* [REQUIRED TASK]:
Make an exact copy of all the records.

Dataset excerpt
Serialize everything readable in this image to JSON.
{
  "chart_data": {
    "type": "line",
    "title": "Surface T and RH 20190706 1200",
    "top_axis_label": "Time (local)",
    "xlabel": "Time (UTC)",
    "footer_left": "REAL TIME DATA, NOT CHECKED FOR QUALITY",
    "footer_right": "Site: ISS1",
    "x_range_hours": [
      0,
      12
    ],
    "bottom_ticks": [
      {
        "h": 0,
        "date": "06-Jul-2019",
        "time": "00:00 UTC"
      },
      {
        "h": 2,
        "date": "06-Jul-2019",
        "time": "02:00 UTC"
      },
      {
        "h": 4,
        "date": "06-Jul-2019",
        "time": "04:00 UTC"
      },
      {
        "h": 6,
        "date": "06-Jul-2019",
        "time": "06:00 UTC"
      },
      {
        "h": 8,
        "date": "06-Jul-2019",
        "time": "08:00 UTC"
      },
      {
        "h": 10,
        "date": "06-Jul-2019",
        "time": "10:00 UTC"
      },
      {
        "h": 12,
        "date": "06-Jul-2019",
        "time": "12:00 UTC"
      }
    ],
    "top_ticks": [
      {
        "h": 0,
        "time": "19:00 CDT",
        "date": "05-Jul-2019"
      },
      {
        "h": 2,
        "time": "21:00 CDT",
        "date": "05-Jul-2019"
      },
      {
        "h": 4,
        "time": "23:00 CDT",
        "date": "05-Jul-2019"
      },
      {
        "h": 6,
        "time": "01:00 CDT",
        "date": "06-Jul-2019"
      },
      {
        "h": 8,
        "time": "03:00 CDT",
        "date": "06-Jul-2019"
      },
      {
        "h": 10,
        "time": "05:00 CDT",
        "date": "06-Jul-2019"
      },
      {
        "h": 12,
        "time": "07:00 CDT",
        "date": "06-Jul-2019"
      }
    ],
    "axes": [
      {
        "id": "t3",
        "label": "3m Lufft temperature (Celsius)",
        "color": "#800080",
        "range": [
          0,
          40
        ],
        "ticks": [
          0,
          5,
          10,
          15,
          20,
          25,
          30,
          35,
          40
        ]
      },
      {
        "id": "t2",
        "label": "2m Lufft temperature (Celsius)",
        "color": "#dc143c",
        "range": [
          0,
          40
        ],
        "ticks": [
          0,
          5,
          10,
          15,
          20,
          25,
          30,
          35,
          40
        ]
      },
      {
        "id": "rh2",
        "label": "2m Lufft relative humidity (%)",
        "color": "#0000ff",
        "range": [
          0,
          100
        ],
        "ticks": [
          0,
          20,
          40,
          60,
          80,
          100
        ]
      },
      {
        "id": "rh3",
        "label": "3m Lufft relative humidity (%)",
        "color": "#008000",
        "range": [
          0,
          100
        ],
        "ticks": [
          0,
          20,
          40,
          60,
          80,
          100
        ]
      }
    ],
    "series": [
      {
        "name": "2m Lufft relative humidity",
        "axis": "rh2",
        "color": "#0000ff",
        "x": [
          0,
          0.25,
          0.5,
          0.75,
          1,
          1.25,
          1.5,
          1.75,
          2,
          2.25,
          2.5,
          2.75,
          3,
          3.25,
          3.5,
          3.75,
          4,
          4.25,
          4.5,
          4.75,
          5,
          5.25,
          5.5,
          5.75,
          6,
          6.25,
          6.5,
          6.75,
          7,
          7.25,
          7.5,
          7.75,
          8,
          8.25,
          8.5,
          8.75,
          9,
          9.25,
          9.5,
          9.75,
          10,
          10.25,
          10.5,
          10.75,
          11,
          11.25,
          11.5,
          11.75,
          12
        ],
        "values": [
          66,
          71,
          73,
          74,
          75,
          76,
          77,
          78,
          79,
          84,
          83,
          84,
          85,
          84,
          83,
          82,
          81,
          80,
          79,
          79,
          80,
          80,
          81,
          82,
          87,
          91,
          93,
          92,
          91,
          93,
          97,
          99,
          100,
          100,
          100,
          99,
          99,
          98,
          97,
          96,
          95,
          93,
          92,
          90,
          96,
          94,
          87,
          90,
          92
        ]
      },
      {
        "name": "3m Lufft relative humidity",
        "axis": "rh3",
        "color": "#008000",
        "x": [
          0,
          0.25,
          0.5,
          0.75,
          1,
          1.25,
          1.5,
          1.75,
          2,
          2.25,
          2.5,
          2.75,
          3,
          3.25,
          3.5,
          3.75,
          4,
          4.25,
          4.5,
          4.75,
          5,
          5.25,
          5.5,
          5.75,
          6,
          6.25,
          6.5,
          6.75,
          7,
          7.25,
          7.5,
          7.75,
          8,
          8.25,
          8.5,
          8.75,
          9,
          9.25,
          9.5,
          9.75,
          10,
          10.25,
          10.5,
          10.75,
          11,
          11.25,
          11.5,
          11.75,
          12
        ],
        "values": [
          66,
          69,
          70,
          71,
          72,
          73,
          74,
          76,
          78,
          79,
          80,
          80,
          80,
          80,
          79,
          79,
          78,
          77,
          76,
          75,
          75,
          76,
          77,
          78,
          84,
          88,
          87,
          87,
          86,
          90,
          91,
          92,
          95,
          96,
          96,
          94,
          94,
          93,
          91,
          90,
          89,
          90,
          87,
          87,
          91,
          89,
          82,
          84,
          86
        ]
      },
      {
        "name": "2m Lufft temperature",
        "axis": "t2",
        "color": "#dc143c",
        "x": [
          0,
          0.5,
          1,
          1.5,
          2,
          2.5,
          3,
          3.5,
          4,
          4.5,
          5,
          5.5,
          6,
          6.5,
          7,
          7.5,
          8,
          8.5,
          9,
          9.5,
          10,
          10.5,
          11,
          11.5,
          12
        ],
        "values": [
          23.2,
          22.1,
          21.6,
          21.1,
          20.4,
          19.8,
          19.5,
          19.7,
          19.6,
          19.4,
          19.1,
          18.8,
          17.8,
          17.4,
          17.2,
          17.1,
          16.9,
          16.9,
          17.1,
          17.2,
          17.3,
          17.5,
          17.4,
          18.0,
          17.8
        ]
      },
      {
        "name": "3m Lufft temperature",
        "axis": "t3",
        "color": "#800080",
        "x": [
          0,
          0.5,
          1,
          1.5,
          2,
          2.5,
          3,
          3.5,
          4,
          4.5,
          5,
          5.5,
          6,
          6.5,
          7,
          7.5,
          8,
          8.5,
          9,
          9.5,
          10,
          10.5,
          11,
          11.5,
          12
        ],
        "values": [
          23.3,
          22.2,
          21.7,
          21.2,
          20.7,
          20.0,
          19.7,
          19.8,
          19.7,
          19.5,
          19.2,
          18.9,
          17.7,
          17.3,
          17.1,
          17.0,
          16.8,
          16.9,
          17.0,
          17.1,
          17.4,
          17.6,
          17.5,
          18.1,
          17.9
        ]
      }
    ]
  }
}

* [EXPECTED ANSWER]:
Serialize everything readable in this image to JSON.
{
  "chart_data": {
    "type": "line",
    "title": "Surface T and RH 20190706 1200",
    "top_axis_label": "Time (local)",
    "xlabel": "Time (UTC)",
    "footer_left": "REAL TIME DATA, NOT CHECKED FOR QUALITY",
    "footer_right": "Site: ISS1",
    "x_range_hours": [
      0,
      12
    ],
    "bottom_ticks": [
      {
        "h": 0,
        "date": "06-Jul-2019",
        "time": "00:00 UTC"
      },
      {
        "h": 2,
        "date": "06-Jul-2019",
        "time": "02:00 UTC"
      },
      {
        "h": 4,
        "date": "06-Jul-2019",
        "time": "04:00 UTC"
      },
      {
        "h": 6,
        "date": "06-Jul-2019",
        "time": "06:00 UTC"
      },
      {
        "h": 8,
        "date": "06-Jul-2019",
        "time": "08:00 UTC"
      },
      {
        "h": 10,
        "date": "06-Jul-2019",
        "time": "10:00 UTC"
      },
      {
        "h": 12,
        "date": "06-Jul-2019",
        "time": "12:00 UTC"
      }
    ],
    "top_ticks": [
      {
        "h": 0,
        "time": "19:00 CDT",
        "date": "05-Jul-2019"
      },
      {
        "h": 2,
        "time": "21:00 CDT",
        "date": "05-Jul-2019"
      },
      {
        "h": 4,
        "time": "23:00 CDT",
        "date": "05-Jul-2019"
      },
      {
        "h": 6,
        "time": "01:00 CDT",
        "date": "06-Jul-2019"
      },
      {
        "h": 8,
        "time": "03:00 CDT",
        "date": "06-Jul-2019"
      },
      {
        "h": 10,
        "time": "05:00 CDT",
        "date": "06-Jul-2019"
      },
      {
        "h": 12,
        "time": "07:00 CDT",
        "date": "06-Jul-2019"
      }
    ],
    "axes": [
      {
        "id": "t3",
        "label": "3m Lufft temperature (Celsius)",
        "color": "#800080",
        "range": [
          0,
          40
        ],
        "ticks": [
          0,
          5,
          10,
          15,
          20,
          25,
          30,
          35,
          40
        ]
      },
      {
        "id": "t2",
        "label": "2m Lufft temperature (Celsius)",
        "color": "#dc143c",
        "range": [
          0,
          40
        ],
        "ticks": [
          0,
          5,
          10,
          15,
          20,
          25,
          30,
          35,
          40
        ]
      },
      {
        "id": "rh2",
        "label": "2m Lufft relative humidity (%)",
        "color": "#0000ff",
        "range": [
          0,
          100
        ],
        "ticks": [
          0,
          20,
          40,
          60,
          80,
          100
        ]
      },
      {
        "id": "rh3",
        "label": "3m Lufft relative humidity (%)",
        "color": "#008000",
        "range": [
          0,
          100
        ],
        "ticks": [
          0,
          20,
          40,
          60,
          80,
          100
        ]
      }
    ],
    "series": [
      {
        "name": "2m Lufft relative humidity",
        "axis": "rh2",
        "color": "#0000ff",
        "x": [
          0,
          0.25,
          0.5,
          0.75,
          1,
          1.25,
          1.5,
          1.75,
          2,
          2.25,
          2.5,
          2.75,
          3,
          3.25,
          3.5,
          3.75,
          4,
          4.25,
          4.5,
          4.75,
          5,
          5.25,
          5.5,
          5.75,
          6,
          6.25,
          6.5,
          6.75,
          7,
          7.25,
          7.5,
          7.75,
          8,
          8.25,
          8.5,
          8.75,
          9,
          9.25,
          9.5,
          9.75,
          10,
          10.25,
          10.5,
          10.75,
          11,
          11.25,
          11.5,
          11.75,
          12
        ],
        "values": [
          66,
          71,
          73,
          74,
          75,
          76,
          77,
          78,
          79,
          84,
          83,
          84,
          85,
          84,
          83,
          82,
          81,
          80,
          79,
          79,
          80,
          80,
          81,
          82,
          87,
          91,
          93,
          92,
          91,
          93,
          97,
          99,
          100,
          100,
          100,
          99,
          99,
          98,
          97,
          96,
          95,
          93,
          92,
          90,
          96,
          94,
          87,
          90,
          92
        ]
      },
      {
        "name": "3m Lufft relative humidity",
        "axis": "rh3",
        "color": "#008000",
        "x": [
          0,
          0.25,
          0.5,
          0.75,
          1,
          1.25,
          1.5,
          1.75,
          2,
          2.25,
          2.5,
          2.75,
          3,
          3.25,
          3.5,
          3.75,
          4,
          4.25,
          4.5,
          4.75,
          5,
          5.25,
          5.5,
          5.75,
          6,
          6.25,
          6.5,
          6.75,
          7,
          7.25,
          7.5,
          7.75,
          8,
          8.25,
          8.5,
          8.75,
          9,
          9.25,
          9.5,
          9.75,
          10,
          10.25,
          10.5,
          10.75,
          11,
          11.25,
          11.5,
          11.75,
          12
        ],
        "values": [
          66,
          69,
          70,
          71,
          72,
          73,
          74,
          76,
          78,
          79,
          80,
          80,
          80,
          80,
          79,
          79,
          78,
          77,
          76,
          75,
          75,
          76,
          77,
          78,
          84,
          88,
          87,
          87,
          86,
          90,
          91,
          92,
          95,
          96,
          96,
          94,
          94,
          93,
          91,
          90,
          89,
          90,
          87,
          87,
          91,
          89,
          82,
          84,
          86
        ]
      },
      {
        "name": "2m Lufft temperature",
        "axis": "t2",
        "color": "#dc143c",
        "x": [
          0,
          0.5,
          1,
          1.5,
          2,
          2.5,
          3,
          3.5,
          4,
          4.5,
          5,
          5.5,
          6,
          6.5,
          7,
          7.5,
          8,
          8.5,
          9,
          9.5,
          10,
          10.5,
          11,
          11.5,
          12
        ],
        "values": [
          23.2,
          22.1,
          21.6,
          21.1,
          20.4,
          19.8,
          19.5,
          19.7,
          19.6,
          19.4,
          19.1,
          18.8,
          17.8,
          17.4,
          17.2,
          17.1,
          16.9,
          16.9,
          17.1,
          17.2,
          17.3,
          17.5,
          17.4,
          18.0,
          17.8
        ]
      },
      {
        "name": "3m Lufft temperature",
        "axis": "t3",
        "color": "#800080",
        "x": [
          0,
          0.5,
          1,
          1.5,
          2,
          2.5,
          3,
          3.5,
          4,
          4.5,
          5,
          5.5,
          6,
          6.5,
          7,
          7.5,
          8,
          8.5,
          9,
          9.5,
          10,
          10.5,
          11,
          11.5,
          12
        ],
        "values": [
          23.3,
          22.2,
          21.7,
          21.2,
          20.7,
          20.0,
          19.7,
          19.8,
          19.7,
          19.5,
          19.2,
          18.9,
          17.7,
          17.3,
          17.1,
          17.0,
          16.8,
          16.9,
          17.0,
          17.1,
          17.4,
          17.6,
          17.5,
          18.1,
          17.9
        ]
      }
    ]
  }
}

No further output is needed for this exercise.